▼

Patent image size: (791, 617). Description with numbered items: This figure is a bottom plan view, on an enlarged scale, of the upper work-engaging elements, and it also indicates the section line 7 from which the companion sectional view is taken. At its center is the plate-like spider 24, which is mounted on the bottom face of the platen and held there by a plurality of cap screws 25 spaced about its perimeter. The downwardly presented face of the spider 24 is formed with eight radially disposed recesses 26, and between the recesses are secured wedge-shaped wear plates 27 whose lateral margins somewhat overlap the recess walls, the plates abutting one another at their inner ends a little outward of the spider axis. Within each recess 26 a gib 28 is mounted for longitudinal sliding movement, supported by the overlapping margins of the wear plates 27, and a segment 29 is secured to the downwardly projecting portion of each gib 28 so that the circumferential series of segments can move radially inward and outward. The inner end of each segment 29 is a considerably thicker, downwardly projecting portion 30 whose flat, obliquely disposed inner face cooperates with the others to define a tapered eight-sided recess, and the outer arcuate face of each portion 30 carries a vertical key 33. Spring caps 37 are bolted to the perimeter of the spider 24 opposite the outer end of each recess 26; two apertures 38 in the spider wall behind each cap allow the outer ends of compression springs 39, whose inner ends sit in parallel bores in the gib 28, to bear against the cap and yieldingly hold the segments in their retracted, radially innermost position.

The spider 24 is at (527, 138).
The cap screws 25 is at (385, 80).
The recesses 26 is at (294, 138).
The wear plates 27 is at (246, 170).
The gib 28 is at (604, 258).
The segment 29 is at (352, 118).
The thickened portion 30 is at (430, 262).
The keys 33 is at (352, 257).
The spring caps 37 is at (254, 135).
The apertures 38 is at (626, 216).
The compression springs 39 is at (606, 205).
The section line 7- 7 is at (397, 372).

▲

Instructions for the task = Render the lines above as a Markdown table with two columns, Row and Line, numbering each line in order and skipping the blank one.

Complete answer =
| Row | Line |
|---|---|
| 1 | Patent image size: (791, 617). Description with numbered items: This figure is a bottom plan view, on an enlarged scale, of the upper work-engaging elements, and it also indicates the section line 7 from which the companion sectional view is taken. At its center is the plate-like spider 24, which is mounted on the bottom face of the platen and held there by a plurality of cap screws 25 spaced about its perimeter. The downwardly presented face of the spider 24 is formed with eight radially disposed recesses 26, and between the recesses are secured wedge-shaped wear plates 27 whose lateral margins somewhat overlap the recess walls, the plates abutting one another at their inner ends a little outward of the spider axis. Within each recess 26 a gib 28 is mounted for longitudinal sliding movement, supported by the overlapping margins of the wear plates 27, and a segment 29 is secured to the downwardly projecting portion of each gib 28 so that the circumferential series of segments can move radially inward and outward. The inner end of each segment 29 is a considerably thicker, downwardly projecting portion 30 whose flat, obliquely disposed inner face cooperates with the others to define a tapered eight-sided recess, and the outer arcuate face of each portion 30 carries a vertical key 33. Spring caps 37 are bolted to the perimeter of the spider 24 opposite the outer end of each recess 26; two apertures 38 in the spider wall behind each cap allow the outer ends of compression springs 39, whose inner ends sit in parallel bores in the gib 28, to bear against the cap and yieldingly hold the segments in their retracted, radially innermost position. |
| 2 | The spider 24 is at (527, 138). |
| 3 | The cap screws 25 is at (385, 80). |
| 4 | The recesses 26 is at (294, 138). |
| 5 | The wear plates 27 is at (246, 170). |
| 6 | The gib 28 is at (604, 258). |
| 7 | The segment 29 is at (352, 118). |
| 8 | The thickened portion 30 is at (430, 262). |
| 9 | The keys 33 is at (352, 257). |
| 10 | The spring caps 37 is at (254, 135). |
| 11 | The apertures 38 is at (626, 216). |
| 12 | The compression springs 39 is at (606, 205). |
| 13 | The section line 7- 7 is at (397, 372). |